- [Raw records]
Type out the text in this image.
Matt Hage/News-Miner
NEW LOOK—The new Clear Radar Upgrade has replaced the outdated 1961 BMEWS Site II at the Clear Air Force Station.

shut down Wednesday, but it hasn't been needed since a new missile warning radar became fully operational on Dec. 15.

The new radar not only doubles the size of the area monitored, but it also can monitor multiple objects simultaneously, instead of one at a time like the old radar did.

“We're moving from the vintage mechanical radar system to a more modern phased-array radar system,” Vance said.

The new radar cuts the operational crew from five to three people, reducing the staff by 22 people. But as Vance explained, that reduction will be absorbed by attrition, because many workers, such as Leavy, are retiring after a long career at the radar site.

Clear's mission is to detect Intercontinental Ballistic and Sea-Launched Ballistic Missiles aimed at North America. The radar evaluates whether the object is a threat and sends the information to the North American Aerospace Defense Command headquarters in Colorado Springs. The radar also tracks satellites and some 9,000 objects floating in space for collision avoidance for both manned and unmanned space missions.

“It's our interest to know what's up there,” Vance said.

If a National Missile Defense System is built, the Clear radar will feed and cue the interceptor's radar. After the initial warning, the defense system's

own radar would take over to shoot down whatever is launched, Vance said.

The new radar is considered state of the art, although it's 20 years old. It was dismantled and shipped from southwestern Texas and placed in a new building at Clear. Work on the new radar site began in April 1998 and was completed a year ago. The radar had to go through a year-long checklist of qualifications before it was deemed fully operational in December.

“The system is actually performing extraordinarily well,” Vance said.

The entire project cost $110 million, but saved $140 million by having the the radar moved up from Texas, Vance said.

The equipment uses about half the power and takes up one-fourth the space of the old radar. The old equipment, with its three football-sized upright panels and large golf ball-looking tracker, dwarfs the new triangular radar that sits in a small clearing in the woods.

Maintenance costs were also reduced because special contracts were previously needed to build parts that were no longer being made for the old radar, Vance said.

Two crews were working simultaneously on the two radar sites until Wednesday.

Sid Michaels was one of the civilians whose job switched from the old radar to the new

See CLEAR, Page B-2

- [Direction] Every entry in the listing must be retyped exactly.

- [Exercise solution]
Type out the text in this image.
Matt Hage/News-Miner
NEW LOOK—The new Clear Radar Upgrade has replaced the outdated 1961 BMEWS Site II at the Clear Air Force Station.

shut down Wednesday, but it hasn't been needed since a new missile warning radar became fully operational on Dec. 15.

The new radar not only doubles the size of the area monitored, but it also can monitor multiple objects simultaneously, instead of one at a time like the old radar did.

“We're moving from the vintage mechanical radar system to a more modern phased-array radar system,” Vance said.

The new radar cuts the operational crew from five to three people, reducing the staff by 22 people. But as Vance explained, that reduction will be absorbed by attrition, because many workers, such as Leavy, are retiring after a long career at the radar site.

Clear's mission is to detect Intercontinental Ballistic and Sea-Launched Ballistic Missiles aimed at North America. The radar evaluates whether the object is a threat and sends the information to the North American Aerospace Defense Command headquarters in Colorado Springs. The radar also tracks satellites and some 9,000 objects floating in space for collision avoidance for both manned and unmanned space missions.

“It's our interest to know what's up there,” Vance said.

If a National Missile Defense System is built, the Clear radar will feed and cue the interceptor's radar. After the initial warning, the defense system's

own radar would take over to shoot down whatever is launched, Vance said.

The new radar is considered state of the art, although it's 20 years old. It was dismantled and shipped from southwestern Texas and placed in a new building at Clear. Work on the new radar site began in April 1998 and was completed a year ago. The radar had to go through a year-long checklist of qualifications before it was deemed fully operational in December.

“The system is actually performing extraordinarily well,” Vance said.

The entire project cost $110 million, but saved $140 million by having the the radar moved up from Texas, Vance said.

The equipment uses about half the power and takes up one-fourth the space of the old radar. The old equipment, with its three football-sized upright panels and large golf ball-looking tracker, dwarfs the new triangular radar that sits in a small clearing in the woods.

Maintenance costs were also reduced because special contracts were previously needed to build parts that were no longer being made for the old radar, Vance said.

Two crews were working simultaneously on the two radar sites until Wednesday.

Sid Michaels was one of the civilians whose job switched from the old radar to the new

See CLEAR, Page B-2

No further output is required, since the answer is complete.